Figure content listings:
=-=-=

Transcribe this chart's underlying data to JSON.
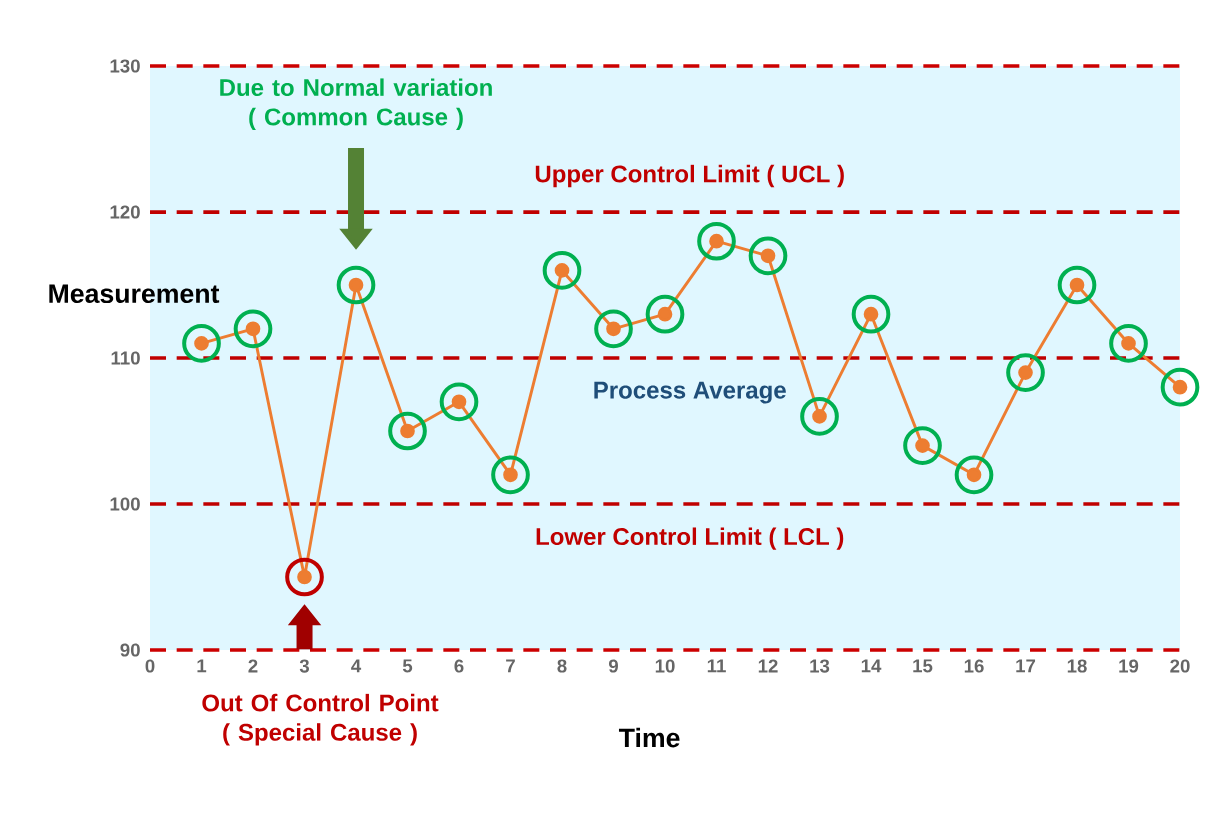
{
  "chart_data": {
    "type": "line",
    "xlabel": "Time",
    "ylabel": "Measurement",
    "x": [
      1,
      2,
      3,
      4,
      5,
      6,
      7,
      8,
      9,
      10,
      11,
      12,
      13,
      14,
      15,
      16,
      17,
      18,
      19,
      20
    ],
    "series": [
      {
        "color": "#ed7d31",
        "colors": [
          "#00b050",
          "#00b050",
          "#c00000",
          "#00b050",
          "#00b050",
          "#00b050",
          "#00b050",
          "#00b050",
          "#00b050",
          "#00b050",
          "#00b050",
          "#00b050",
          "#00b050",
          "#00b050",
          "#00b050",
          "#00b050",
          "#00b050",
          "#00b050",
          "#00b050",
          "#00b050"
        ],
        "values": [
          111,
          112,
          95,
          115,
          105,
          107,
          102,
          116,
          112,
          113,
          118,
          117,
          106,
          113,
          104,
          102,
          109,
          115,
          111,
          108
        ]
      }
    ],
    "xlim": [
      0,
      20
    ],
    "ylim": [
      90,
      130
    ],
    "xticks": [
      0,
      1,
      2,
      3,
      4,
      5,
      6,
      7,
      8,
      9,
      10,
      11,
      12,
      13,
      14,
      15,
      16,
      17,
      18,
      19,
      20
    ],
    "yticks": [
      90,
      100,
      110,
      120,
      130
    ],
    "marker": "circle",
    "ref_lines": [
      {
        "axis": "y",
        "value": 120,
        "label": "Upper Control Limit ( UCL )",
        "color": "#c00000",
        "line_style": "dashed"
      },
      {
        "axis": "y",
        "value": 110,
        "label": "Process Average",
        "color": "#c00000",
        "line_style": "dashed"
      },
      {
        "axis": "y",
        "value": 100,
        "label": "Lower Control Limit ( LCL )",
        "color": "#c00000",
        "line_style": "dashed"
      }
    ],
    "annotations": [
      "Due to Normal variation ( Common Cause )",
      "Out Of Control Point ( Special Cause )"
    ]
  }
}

=-=-=

Problem requirements: Pictures excluded, quote all the data above exactly.

Exercise solution:
Transcribe this chart's underlying data to JSON.
{
  "chart_data": {
    "type": "line",
    "xlabel": "Time",
    "ylabel": "Measurement",
    "x": [
      1,
      2,
      3,
      4,
      5,
      6,
      7,
      8,
      9,
      10,
      11,
      12,
      13,
      14,
      15,
      16,
      17,
      18,
      19,
      20
    ],
    "series": [
      {
        "color": "#ed7d31",
        "colors": [
          "#00b050",
          "#00b050",
          "#c00000",
          "#00b050",
          "#00b050",
          "#00b050",
          "#00b050",
          "#00b050",
          "#00b050",
          "#00b050",
          "#00b050",
          "#00b050",
          "#00b050",
          "#00b050",
          "#00b050",
          "#00b050",
          "#00b050",
          "#00b050",
          "#00b050",
          "#00b050"
        ],
        "values": [
          111,
          112,
          95,
          115,
          105,
          107,
          102,
          116,
          112,
          113,
          118,
          117,
          106,
          113,
          104,
          102,
          109,
          115,
          111,
          108
        ]
      }
    ],
    "xlim": [
      0,
      20
    ],
    "ylim": [
      90,
      130
    ],
    "xticks": [
      0,
      1,
      2,
      3,
      4,
      5,
      6,
      7,
      8,
      9,
      10,
      11,
      12,
      13,
      14,
      15,
      16,
      17,
      18,
      19,
      20
    ],
    "yticks": [
      90,
      100,
      110,
      120,
      130
    ],
    "marker": "circle",
    "ref_lines": [
      {
        "axis": "y",
        "value": 120,
        "label": "Upper Control Limit ( UCL )",
        "color": "#c00000",
        "line_style": "dashed"
      },
      {
        "axis": "y",
        "value": 110,
        "label": "Process Average",
        "color": "#c00000",
        "line_style": "dashed"
      },
      {
        "axis": "y",
        "value": 100,
        "label": "Lower Control Limit ( LCL )",
        "color": "#c00000",
        "line_style": "dashed"
      }
    ],
    "annotations": [
      "Due to Normal variation ( Common Cause )",
      "Out Of Control Point ( Special Cause )"
    ]
  }
}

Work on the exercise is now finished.